» **Written problem**
Skip all pictures, then print the remaining material exactly.

[begin Material for this exercise]

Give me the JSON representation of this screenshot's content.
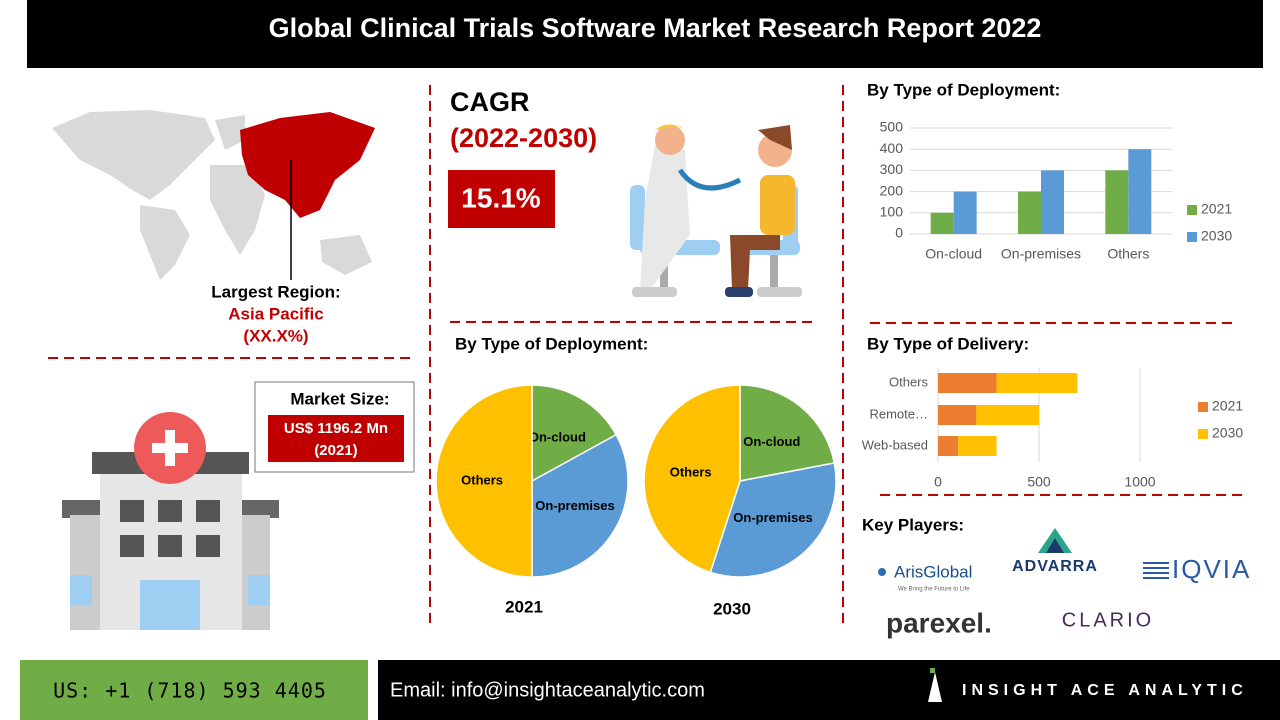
{
  "header": {
    "title": "Global Clinical Trials Software Market Research Report 2022"
  },
  "region": {
    "label": "Largest Region:",
    "name": "Asia Pacific",
    "share": "(XX.X%)"
  },
  "cagr": {
    "title": "CAGR",
    "period": "(2022-2030)",
    "value": "15.1%"
  },
  "market_size": {
    "label": "Market Size:",
    "value": "US$ 1196.2 Mn",
    "year": "(2021)"
  },
  "deployment_share": {
    "title": "By Type of Deployment:"
  },
  "chart_data": [
    {
      "type": "bar",
      "title": "By Type of Deployment:",
      "categories": [
        "On-cloud",
        "On-premises",
        "Others"
      ],
      "series": [
        {
          "name": "2021",
          "color": "#70ad47",
          "values": [
            100,
            200,
            300
          ]
        },
        {
          "name": "2030",
          "color": "#5b9bd5",
          "values": [
            200,
            300,
            400
          ]
        }
      ],
      "ylim": [
        0,
        500
      ],
      "yticks": [
        0,
        100,
        200,
        300,
        400,
        500
      ],
      "grid": true,
      "legend": "right"
    },
    {
      "type": "pie",
      "title": "2021",
      "categories": [
        "On-cloud",
        "On-premises",
        "Others"
      ],
      "values": [
        17,
        33,
        50
      ],
      "colors": [
        "#70ad47",
        "#5b9bd5",
        "#ffc000"
      ]
    },
    {
      "type": "pie",
      "title": "2030",
      "categories": [
        "On-cloud",
        "On-premises",
        "Others"
      ],
      "values": [
        22,
        33,
        45
      ],
      "colors": [
        "#70ad47",
        "#5b9bd5",
        "#ffc000"
      ]
    },
    {
      "type": "hbar",
      "title": "By Type of Delivery:",
      "categories": [
        "Others",
        "Remote…",
        "Web-based"
      ],
      "stacked": true,
      "series": [
        {
          "name": "2021",
          "color": "#ed7d31",
          "values": [
            290,
            190,
            100
          ]
        },
        {
          "name": "2030",
          "color": "#ffc000",
          "values": [
            400,
            310,
            190
          ]
        }
      ],
      "xlim": [
        0,
        1000
      ],
      "xticks": [
        0,
        500,
        1000
      ],
      "grid": true,
      "legend": "right"
    }
  ],
  "key_players": {
    "title": "Key Players:",
    "players": [
      "ArisGlobal",
      "ADVARRA",
      "IQVIA",
      "parexel.",
      "CLARIO"
    ],
    "arisglobal_tagline": "We Bring the Future to Life"
  },
  "footer": {
    "phone": "US: +1 (718) 593 4405",
    "email": "Email: info@insightaceanalytic.com",
    "brand": "INSIGHT ACE ANALYTIC"
  }
}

[end Material for this exercise]

» **Task solution**
Give me the JSON representation of this screenshot's content.
{
  "header": {
    "title": "Global Clinical Trials Software Market Research Report 2022"
  },
  "region": {
    "label": "Largest Region:",
    "name": "Asia Pacific",
    "share": "(XX.X%)"
  },
  "cagr": {
    "title": "CAGR",
    "period": "(2022-2030)",
    "value": "15.1%"
  },
  "market_size": {
    "label": "Market Size:",
    "value": "US$ 1196.2 Mn",
    "year": "(2021)"
  },
  "deployment_share": {
    "title": "By Type of Deployment:"
  },
  "chart_data": [
    {
      "type": "bar",
      "title": "By Type of Deployment:",
      "categories": [
        "On-cloud",
        "On-premises",
        "Others"
      ],
      "series": [
        {
          "name": "2021",
          "color": "#70ad47",
          "values": [
            100,
            200,
            300
          ]
        },
        {
          "name": "2030",
          "color": "#5b9bd5",
          "values": [
            200,
            300,
            400
          ]
        }
      ],
      "ylim": [
        0,
        500
      ],
      "yticks": [
        0,
        100,
        200,
        300,
        400,
        500
      ],
      "grid": true,
      "legend": "right"
    },
    {
      "type": "pie",
      "title": "2021",
      "categories": [
        "On-cloud",
        "On-premises",
        "Others"
      ],
      "values": [
        17,
        33,
        50
      ],
      "colors": [
        "#70ad47",
        "#5b9bd5",
        "#ffc000"
      ]
    },
    {
      "type": "pie",
      "title": "2030",
      "categories": [
        "On-cloud",
        "On-premises",
        "Others"
      ],
      "values": [
        22,
        33,
        45
      ],
      "colors": [
        "#70ad47",
        "#5b9bd5",
        "#ffc000"
      ]
    },
    {
      "type": "hbar",
      "title": "By Type of Delivery:",
      "categories": [
        "Others",
        "Remote…",
        "Web-based"
      ],
      "stacked": true,
      "series": [
        {
          "name": "2021",
          "color": "#ed7d31",
          "values": [
            290,
            190,
            100
          ]
        },
        {
          "name": "2030",
          "color": "#ffc000",
          "values": [
            400,
            310,
            190
          ]
        }
      ],
      "xlim": [
        0,
        1000
      ],
      "xticks": [
        0,
        500,
        1000
      ],
      "grid": true,
      "legend": "right"
    }
  ],
  "key_players": {
    "title": "Key Players:",
    "players": [
      "ArisGlobal",
      "ADVARRA",
      "IQVIA",
      "parexel.",
      "CLARIO"
    ],
    "arisglobal_tagline": "We Bring the Future to Life"
  },
  "footer": {
    "phone": "US: +1 (718) 593 4405",
    "email": "Email: info@insightaceanalytic.com",
    "brand": "INSIGHT ACE ANALYTIC"
  }
}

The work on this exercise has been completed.